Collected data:
BEGIN

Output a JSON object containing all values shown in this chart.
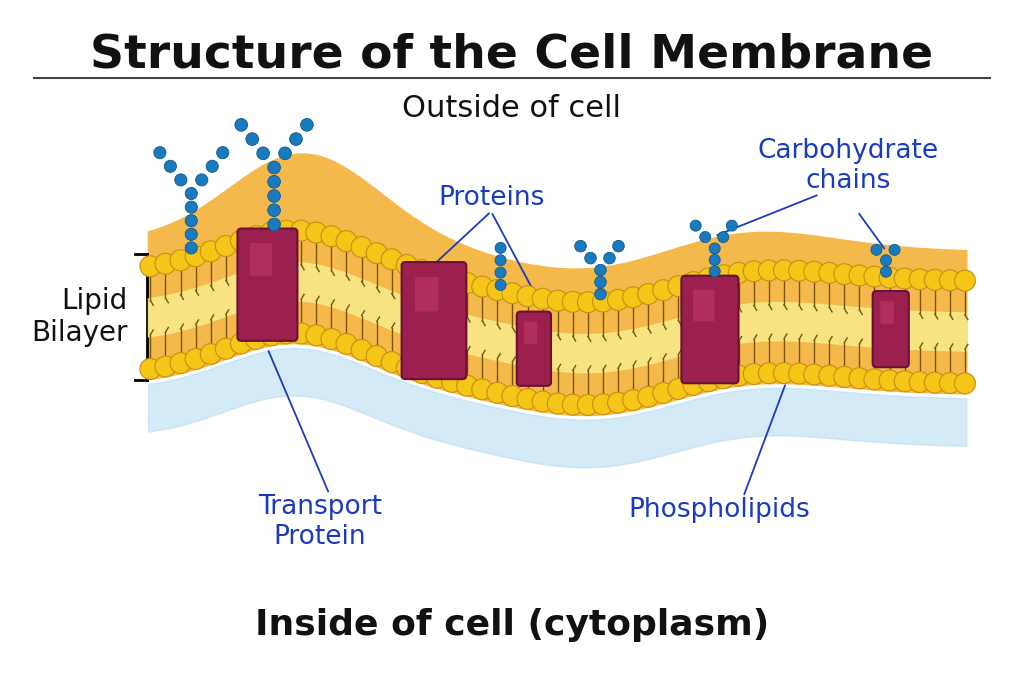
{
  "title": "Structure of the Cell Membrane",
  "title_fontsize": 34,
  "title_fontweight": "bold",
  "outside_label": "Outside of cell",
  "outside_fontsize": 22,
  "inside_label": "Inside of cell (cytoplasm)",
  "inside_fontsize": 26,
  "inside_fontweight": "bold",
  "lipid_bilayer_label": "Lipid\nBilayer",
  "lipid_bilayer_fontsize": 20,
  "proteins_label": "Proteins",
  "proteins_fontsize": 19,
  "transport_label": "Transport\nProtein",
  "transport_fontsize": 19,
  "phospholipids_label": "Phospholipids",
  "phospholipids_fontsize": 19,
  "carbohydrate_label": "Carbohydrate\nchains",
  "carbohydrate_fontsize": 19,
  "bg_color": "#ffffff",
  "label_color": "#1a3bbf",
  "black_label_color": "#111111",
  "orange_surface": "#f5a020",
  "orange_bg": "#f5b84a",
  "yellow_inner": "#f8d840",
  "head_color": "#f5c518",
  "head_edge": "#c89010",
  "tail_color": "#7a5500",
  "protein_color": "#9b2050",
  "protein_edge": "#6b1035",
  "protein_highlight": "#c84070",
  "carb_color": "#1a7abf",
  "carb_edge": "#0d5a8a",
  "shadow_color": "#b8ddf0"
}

END
BEGIN

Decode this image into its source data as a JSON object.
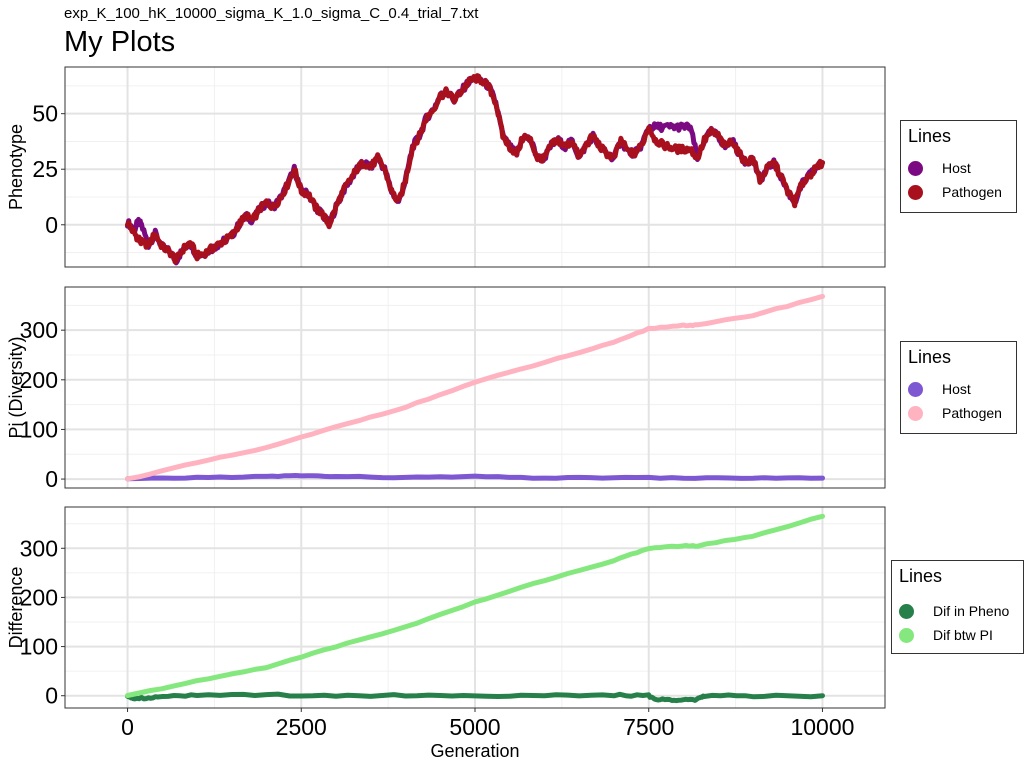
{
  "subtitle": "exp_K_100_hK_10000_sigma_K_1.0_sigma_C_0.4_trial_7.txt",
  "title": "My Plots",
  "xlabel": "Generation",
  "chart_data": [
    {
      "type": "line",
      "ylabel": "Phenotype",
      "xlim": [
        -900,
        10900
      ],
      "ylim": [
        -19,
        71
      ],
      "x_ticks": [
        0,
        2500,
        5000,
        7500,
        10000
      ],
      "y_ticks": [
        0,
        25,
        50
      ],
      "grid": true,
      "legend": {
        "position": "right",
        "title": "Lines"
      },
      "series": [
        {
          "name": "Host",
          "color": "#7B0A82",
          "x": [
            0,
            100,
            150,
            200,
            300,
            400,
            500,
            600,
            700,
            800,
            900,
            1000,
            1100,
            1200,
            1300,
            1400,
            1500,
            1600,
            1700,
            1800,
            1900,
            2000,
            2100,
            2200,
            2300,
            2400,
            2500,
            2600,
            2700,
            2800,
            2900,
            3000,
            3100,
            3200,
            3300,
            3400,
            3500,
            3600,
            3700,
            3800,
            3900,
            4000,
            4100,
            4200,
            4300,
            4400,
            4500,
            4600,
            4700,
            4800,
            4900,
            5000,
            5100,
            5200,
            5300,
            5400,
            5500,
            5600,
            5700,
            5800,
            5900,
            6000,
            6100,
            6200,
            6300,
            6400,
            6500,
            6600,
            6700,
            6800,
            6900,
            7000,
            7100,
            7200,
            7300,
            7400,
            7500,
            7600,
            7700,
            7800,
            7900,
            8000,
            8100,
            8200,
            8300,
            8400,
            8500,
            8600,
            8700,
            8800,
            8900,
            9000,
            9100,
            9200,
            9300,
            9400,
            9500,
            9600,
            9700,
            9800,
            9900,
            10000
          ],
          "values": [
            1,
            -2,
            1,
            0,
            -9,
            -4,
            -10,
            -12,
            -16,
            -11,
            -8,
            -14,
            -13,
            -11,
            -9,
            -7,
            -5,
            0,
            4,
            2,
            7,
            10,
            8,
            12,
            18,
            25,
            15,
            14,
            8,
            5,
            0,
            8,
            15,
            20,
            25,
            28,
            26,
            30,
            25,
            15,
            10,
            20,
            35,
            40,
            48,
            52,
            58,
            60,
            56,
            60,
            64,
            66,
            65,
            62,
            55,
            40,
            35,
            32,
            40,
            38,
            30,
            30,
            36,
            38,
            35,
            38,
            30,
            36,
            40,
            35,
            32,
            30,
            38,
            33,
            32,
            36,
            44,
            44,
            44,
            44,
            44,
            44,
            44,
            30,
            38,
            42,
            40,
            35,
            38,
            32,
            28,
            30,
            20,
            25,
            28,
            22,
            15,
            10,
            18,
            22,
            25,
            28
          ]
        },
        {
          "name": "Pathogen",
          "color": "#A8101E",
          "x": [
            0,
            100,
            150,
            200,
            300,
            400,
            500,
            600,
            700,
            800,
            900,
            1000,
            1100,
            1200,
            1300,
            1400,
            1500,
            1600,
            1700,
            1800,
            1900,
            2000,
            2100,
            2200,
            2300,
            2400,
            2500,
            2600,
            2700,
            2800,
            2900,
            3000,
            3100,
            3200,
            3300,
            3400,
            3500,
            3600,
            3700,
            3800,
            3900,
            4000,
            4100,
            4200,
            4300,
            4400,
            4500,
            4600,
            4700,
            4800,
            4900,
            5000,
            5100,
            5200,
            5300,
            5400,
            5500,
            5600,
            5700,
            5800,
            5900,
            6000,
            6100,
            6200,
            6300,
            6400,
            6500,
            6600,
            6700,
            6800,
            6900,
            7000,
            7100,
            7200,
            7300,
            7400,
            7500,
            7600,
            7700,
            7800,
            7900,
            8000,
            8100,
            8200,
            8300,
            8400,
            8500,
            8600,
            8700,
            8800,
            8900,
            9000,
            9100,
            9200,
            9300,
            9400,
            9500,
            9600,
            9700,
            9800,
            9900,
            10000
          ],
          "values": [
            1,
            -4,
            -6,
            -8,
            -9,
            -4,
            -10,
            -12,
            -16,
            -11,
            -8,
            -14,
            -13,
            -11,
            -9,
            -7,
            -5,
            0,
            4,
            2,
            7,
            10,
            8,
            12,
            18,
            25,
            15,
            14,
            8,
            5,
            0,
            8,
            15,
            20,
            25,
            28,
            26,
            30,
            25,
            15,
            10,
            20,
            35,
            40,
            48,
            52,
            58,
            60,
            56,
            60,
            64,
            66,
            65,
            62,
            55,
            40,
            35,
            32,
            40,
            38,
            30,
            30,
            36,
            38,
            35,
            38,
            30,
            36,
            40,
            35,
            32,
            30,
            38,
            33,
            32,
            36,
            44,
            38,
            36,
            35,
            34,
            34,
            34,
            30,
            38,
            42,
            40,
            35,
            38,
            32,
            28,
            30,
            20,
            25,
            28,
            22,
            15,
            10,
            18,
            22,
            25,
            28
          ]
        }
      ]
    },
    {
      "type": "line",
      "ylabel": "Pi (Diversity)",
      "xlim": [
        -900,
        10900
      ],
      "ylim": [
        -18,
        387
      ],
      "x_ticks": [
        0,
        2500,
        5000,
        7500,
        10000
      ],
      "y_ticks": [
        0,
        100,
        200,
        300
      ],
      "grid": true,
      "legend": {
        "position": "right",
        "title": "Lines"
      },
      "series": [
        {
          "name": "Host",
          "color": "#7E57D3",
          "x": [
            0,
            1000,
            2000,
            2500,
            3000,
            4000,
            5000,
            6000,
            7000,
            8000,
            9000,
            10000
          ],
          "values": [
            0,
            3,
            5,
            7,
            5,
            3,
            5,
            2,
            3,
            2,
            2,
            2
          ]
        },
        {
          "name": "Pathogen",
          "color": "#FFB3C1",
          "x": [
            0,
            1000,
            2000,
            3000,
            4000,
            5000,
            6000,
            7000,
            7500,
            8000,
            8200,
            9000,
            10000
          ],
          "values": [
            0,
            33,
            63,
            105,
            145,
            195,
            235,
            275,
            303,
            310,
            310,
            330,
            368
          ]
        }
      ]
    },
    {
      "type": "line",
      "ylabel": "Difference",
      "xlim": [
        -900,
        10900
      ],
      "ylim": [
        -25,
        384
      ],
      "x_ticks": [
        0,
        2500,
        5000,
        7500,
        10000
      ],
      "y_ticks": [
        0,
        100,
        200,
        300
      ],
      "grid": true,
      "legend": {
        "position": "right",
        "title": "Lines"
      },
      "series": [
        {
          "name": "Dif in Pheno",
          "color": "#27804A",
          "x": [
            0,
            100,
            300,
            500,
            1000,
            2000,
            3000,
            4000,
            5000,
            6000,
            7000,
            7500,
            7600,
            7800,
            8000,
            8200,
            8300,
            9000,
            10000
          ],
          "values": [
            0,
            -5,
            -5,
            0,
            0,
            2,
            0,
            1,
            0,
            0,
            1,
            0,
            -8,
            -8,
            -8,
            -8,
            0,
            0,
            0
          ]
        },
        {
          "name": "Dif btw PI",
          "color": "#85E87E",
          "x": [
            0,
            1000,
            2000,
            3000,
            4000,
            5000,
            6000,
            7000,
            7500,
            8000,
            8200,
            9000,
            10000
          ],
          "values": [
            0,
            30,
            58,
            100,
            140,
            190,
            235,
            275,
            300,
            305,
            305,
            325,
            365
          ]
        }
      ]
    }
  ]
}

END

= What the task asks =
Wherever "JSON" occurs in the entries above, copy the line it sits on.

= Answer section =
Output a JSON object containing all values shown in this chart.
Decode this image into its source data as a JSON object.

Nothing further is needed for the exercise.